Collection entries
▬▬▬

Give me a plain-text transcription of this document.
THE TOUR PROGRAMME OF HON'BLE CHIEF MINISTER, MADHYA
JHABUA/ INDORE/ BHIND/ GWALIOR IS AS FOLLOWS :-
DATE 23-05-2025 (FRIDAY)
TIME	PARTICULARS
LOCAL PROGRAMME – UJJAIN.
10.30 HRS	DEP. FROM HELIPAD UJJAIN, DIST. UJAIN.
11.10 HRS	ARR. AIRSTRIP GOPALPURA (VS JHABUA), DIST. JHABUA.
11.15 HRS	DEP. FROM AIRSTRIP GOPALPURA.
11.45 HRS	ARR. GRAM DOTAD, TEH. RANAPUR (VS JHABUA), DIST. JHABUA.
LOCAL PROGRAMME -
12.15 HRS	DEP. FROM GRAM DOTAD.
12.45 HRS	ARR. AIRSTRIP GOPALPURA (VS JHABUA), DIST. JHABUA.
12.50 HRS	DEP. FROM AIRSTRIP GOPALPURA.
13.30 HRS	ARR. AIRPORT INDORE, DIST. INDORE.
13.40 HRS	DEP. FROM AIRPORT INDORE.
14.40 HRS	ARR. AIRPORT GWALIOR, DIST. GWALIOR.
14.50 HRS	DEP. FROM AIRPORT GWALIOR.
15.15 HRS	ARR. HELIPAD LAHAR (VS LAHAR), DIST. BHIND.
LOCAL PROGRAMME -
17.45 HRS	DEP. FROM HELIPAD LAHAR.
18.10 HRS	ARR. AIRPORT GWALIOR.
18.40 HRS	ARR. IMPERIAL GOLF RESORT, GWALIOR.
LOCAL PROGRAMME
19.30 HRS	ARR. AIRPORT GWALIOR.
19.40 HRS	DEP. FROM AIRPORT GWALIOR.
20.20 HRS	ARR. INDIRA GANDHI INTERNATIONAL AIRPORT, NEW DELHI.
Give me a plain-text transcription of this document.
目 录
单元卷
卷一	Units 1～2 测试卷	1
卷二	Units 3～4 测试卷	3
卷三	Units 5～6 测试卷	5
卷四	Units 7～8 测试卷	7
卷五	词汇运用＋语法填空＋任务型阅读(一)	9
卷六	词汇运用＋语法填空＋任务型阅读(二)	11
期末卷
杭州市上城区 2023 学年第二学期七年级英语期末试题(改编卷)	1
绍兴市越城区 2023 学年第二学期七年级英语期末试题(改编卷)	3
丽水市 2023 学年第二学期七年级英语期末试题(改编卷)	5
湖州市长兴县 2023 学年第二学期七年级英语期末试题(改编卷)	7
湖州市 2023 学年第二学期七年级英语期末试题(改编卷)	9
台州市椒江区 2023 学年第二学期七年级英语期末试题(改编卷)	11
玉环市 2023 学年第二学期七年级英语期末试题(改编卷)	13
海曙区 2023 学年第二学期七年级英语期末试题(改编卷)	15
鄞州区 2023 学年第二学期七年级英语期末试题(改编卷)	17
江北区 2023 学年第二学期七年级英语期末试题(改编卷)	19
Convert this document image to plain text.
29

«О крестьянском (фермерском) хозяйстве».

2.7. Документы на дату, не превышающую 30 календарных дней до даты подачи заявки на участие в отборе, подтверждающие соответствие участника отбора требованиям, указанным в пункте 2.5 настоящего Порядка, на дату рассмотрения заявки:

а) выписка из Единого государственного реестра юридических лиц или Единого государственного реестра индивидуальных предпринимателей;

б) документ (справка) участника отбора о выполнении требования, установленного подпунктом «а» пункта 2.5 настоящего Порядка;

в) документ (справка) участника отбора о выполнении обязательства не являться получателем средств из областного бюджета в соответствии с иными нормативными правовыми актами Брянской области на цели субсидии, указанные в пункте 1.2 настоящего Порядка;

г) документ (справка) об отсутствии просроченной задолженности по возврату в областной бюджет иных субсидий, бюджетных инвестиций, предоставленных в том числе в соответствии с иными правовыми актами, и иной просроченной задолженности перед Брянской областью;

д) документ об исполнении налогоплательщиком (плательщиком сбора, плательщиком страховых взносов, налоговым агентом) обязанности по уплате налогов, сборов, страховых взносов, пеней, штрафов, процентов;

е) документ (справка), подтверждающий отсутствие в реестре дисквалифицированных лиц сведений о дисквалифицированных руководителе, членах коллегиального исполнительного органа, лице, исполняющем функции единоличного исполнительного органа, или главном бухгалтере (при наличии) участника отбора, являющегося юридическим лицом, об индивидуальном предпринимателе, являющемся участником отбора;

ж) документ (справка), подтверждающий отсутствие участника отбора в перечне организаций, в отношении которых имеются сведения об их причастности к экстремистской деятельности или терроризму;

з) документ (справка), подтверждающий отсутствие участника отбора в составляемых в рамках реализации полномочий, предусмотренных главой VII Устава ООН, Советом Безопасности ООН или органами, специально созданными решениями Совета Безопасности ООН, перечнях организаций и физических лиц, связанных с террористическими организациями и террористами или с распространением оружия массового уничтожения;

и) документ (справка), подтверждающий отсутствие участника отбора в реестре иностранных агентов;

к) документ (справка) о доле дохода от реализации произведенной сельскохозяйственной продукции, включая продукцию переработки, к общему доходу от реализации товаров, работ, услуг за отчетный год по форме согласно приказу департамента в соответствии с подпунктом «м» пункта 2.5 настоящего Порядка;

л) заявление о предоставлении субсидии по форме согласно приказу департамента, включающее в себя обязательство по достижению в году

▬▬▬

• Aim: Repeat the records above exactly.

• Right answer:
Give me a plain-text transcription of this document.
THE TOUR PROGRAMME OF HON'BLE CHIEF MINISTER, MADHYA
JHABUA/ INDORE/ BHIND/ GWALIOR IS AS FOLLOWS :-
DATE 23-05-2025 (FRIDAY)
TIME	PARTICULARS
LOCAL PROGRAMME – UJJAIN.
10.30 HRS	DEP. FROM HELIPAD UJJAIN, DIST. UJAIN.
11.10 HRS	ARR. AIRSTRIP GOPALPURA (VS JHABUA), DIST. JHABUA.
11.15 HRS	DEP. FROM AIRSTRIP GOPALPURA.
11.45 HRS	ARR. GRAM DOTAD, TEH. RANAPUR (VS JHABUA), DIST. JHABUA.
LOCAL PROGRAMME -
12.15 HRS	DEP. FROM GRAM DOTAD.
12.45 HRS	ARR. AIRSTRIP GOPALPURA (VS JHABUA), DIST. JHABUA.
12.50 HRS	DEP. FROM AIRSTRIP GOPALPURA.
13.30 HRS	ARR. AIRPORT INDORE, DIST. INDORE.
13.40 HRS	DEP. FROM AIRPORT INDORE.
14.40 HRS	ARR. AIRPORT GWALIOR, DIST. GWALIOR.
14.50 HRS	DEP. FROM AIRPORT GWALIOR.
15.15 HRS	ARR. HELIPAD LAHAR (VS LAHAR), DIST. BHIND.
LOCAL PROGRAMME -
17.45 HRS	DEP. FROM HELIPAD LAHAR.
18.10 HRS	ARR. AIRPORT GWALIOR.
18.40 HRS	ARR. IMPERIAL GOLF RESORT, GWALIOR.
LOCAL PROGRAMME
19.30 HRS	ARR. AIRPORT GWALIOR.
19.40 HRS	DEP. FROM AIRPORT GWALIOR.
20.20 HRS	ARR. INDIRA GANDHI INTERNATIONAL AIRPORT, NEW DELHI.
Give me a plain-text transcription of this document.
目 录
单元卷
卷一	Units 1～2 测试卷	1
卷二	Units 3～4 测试卷	3
卷三	Units 5～6 测试卷	5
卷四	Units 7～8 测试卷	7
卷五	词汇运用＋语法填空＋任务型阅读(一)	9
卷六	词汇运用＋语法填空＋任务型阅读(二)	11
期末卷
杭州市上城区 2023 学年第二学期七年级英语期末试题(改编卷)	1
绍兴市越城区 2023 学年第二学期七年级英语期末试题(改编卷)	3
丽水市 2023 学年第二学期七年级英语期末试题(改编卷)	5
湖州市长兴县 2023 学年第二学期七年级英语期末试题(改编卷)	7
湖州市 2023 学年第二学期七年级英语期末试题(改编卷)	9
台州市椒江区 2023 学年第二学期七年级英语期末试题(改编卷)	11
玉环市 2023 学年第二学期七年级英语期末试题(改编卷)	13
海曙区 2023 学年第二学期七年级英语期末试题(改编卷)	15
鄞州区 2023 学年第二学期七年级英语期末试题(改编卷)	17
江北区 2023 学年第二学期七年级英语期末试题(改编卷)	19
Convert this document image to plain text.
29

«О крестьянском (фермерском) хозяйстве».

2.7. Документы на дату, не превышающую 30 календарных дней до даты подачи заявки на участие в отборе, подтверждающие соответствие участника отбора требованиям, указанным в пункте 2.5 настоящего Порядка, на дату рассмотрения заявки:

а) выписка из Единого государственного реестра юридических лиц или Единого государственного реестра индивидуальных предпринимателей;

б) документ (справка) участника отбора о выполнении требования, установленного подпунктом «а» пункта 2.5 настоящего Порядка;

в) документ (справка) участника отбора о выполнении обязательства не являться получателем средств из областного бюджета в соответствии с иными нормативными правовыми актами Брянской области на цели субсидии, указанные в пункте 1.2 настоящего Порядка;

г) документ (справка) об отсутствии просроченной задолженности по возврату в областной бюджет иных субсидий, бюджетных инвестиций, предоставленных в том числе в соответствии с иными правовыми актами, и иной просроченной задолженности перед Брянской областью;

д) документ об исполнении налогоплательщиком (плательщиком сбора, плательщиком страховых взносов, налоговым агентом) обязанности по уплате налогов, сборов, страховых взносов, пеней, штрафов, процентов;

е) документ (справка), подтверждающий отсутствие в реестре дисквалифицированных лиц сведений о дисквалифицированных руководителе, членах коллегиального исполнительного органа, лице, исполняющем функции единоличного исполнительного органа, или главном бухгалтере (при наличии) участника отбора, являющегося юридическим лицом, об индивидуальном предпринимателе, являющемся участником отбора;

ж) документ (справка), подтверждающий отсутствие участника отбора в перечне организаций, в отношении которых имеются сведения об их причастности к экстремистской деятельности или терроризму;

з) документ (справка), подтверждающий отсутствие участника отбора в составляемых в рамках реализации полномочий, предусмотренных главой VII Устава ООН, Советом Безопасности ООН или органами, специально созданными решениями Совета Безопасности ООН, перечнях организаций и физических лиц, связанных с террористическими организациями и террористами или с распространением оружия массового уничтожения;

и) документ (справка), подтверждающий отсутствие участника отбора в реестре иностранных агентов;

к) документ (справка) о доле дохода от реализации произведенной сельскохозяйственной продукции, включая продукцию переработки, к общему доходу от реализации товаров, работ, услуг за отчетный год по форме согласно приказу департамента в соответствии с подпунктом «м» пункта 2.5 настоящего Порядка;

л) заявление о предоставлении субсидии по форме согласно приказу департамента, включающее в себя обязательство по достижению в году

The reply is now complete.